=== WORK REQUIRED ===
Gather every line that includes the word "przez", please.

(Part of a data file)
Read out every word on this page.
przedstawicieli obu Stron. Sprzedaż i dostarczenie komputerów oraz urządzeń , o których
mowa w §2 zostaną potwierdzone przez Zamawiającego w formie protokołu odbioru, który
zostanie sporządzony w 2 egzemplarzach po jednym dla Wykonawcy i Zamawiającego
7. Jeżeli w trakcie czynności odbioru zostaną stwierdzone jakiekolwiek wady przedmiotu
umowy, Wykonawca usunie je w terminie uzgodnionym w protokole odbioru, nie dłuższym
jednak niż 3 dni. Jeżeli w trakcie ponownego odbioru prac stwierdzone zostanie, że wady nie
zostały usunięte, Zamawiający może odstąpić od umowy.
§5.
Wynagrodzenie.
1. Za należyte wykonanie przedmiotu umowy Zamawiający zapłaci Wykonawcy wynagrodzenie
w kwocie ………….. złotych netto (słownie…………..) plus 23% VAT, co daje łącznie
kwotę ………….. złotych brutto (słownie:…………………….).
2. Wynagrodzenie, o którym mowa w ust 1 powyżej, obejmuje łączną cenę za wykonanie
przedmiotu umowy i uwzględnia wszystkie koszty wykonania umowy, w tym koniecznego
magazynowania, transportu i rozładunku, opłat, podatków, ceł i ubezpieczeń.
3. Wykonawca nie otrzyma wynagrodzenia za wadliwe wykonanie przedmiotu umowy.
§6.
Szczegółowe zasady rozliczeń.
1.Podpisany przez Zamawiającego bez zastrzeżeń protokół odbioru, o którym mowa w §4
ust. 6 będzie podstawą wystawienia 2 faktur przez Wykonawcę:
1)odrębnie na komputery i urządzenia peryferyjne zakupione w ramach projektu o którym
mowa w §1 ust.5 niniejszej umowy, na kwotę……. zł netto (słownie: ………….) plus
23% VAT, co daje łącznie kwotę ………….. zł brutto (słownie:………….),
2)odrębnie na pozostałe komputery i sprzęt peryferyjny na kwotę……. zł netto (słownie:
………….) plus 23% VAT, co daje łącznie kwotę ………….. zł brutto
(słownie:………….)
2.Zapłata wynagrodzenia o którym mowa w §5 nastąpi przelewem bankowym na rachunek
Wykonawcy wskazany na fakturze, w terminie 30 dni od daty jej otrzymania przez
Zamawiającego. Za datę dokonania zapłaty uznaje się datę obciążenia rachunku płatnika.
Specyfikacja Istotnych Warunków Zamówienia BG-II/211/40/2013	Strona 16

=== TASK OUTPUT ===
mowa w §2 zostaną potwierdzone przez Zamawiającego w formie protokołu odbioru, który
1.Podpisany przez Zamawiającego bez zastrzeżeń protokół odbioru, o którym mowa w §4
ust. 6 będzie podstawą wystawienia 2 faktur przez Wykonawcę:
Wykonawcy wskazany na fakturze, w terminie 30 dni od daty jej otrzymania przez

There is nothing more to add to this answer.